<<<<

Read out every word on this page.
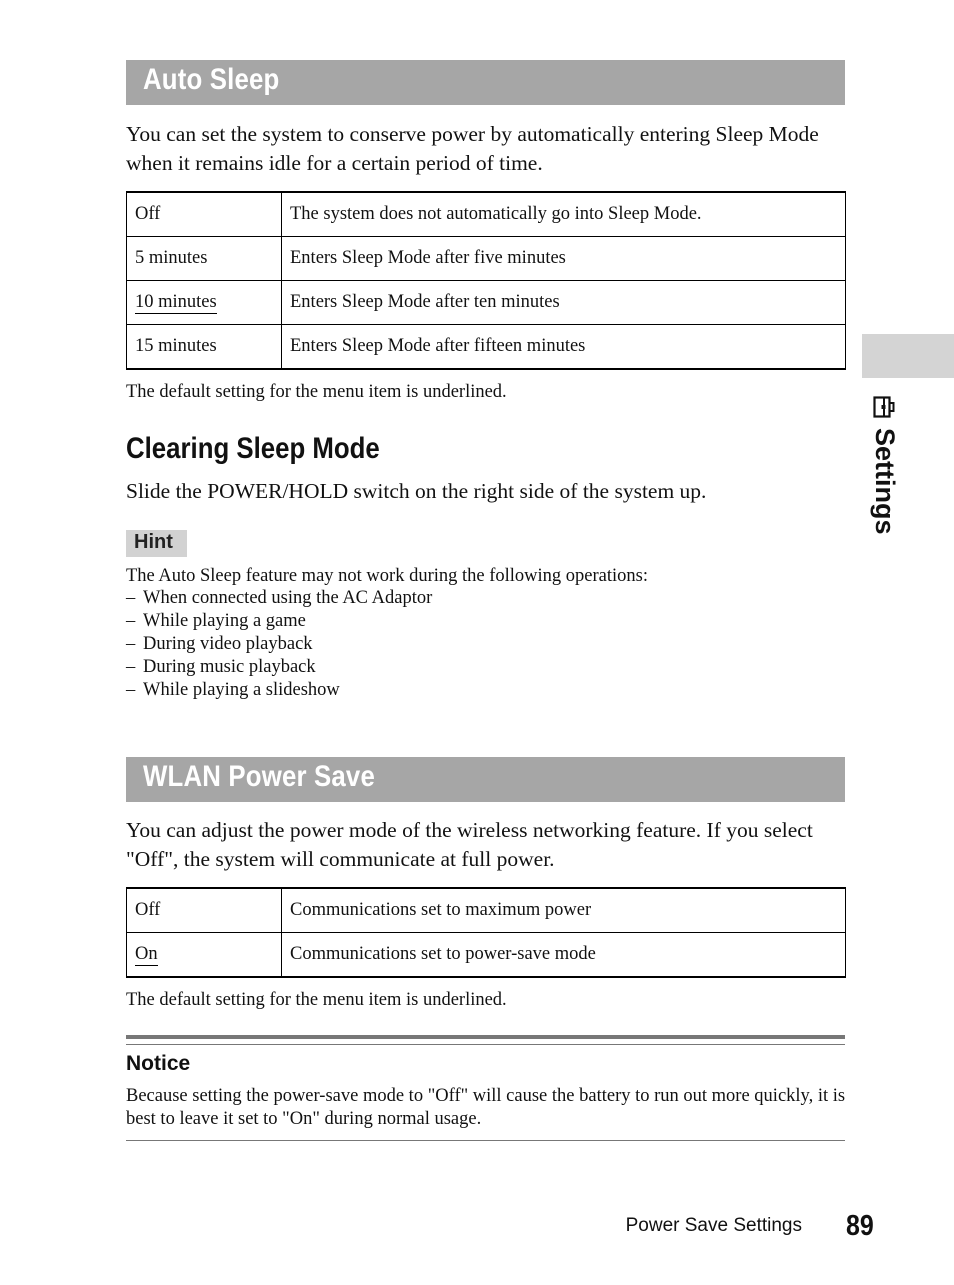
Auto Sleep

You can set the system to conserve power by automatically entering Sleep Mode when it remains idle for a certain period of time.

Off	The system does not automatically go into Sleep Mode.
5 minutes	Enters Sleep Mode after five minutes
10 minutes	Enters Sleep Mode after ten minutes
15 minutes	Enters Sleep Mode after fifteen minutes
The default setting for the menu item is underlined.
Clearing Sleep Mode

Slide the POWER/HOLD switch on the right side of the system up.

Hint
The Auto Sleep feature may not work during the following operations:
– When connected using the AC Adaptor
– While playing a game
– During video playback
– During music playback
– While playing a slideshow
WLAN Power Save

You can adjust the power mode of the wireless networking feature. If you select "Off", the system will communicate at full power.

Off	Communications set to maximum power
On	Communications set to power-save mode
The default setting for the menu item is underlined.
Notice
Because setting the power-save mode to "Off" will cause the battery to run out more quickly, it is best to leave it set to "On" during normal usage.
Settings
Power Save Settings 89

>>>>

§ Goal:
Look over the listing. Pull out every line with the string "playing" in it.

§ Solved problem:
– While playing a game
– While playing a slideshow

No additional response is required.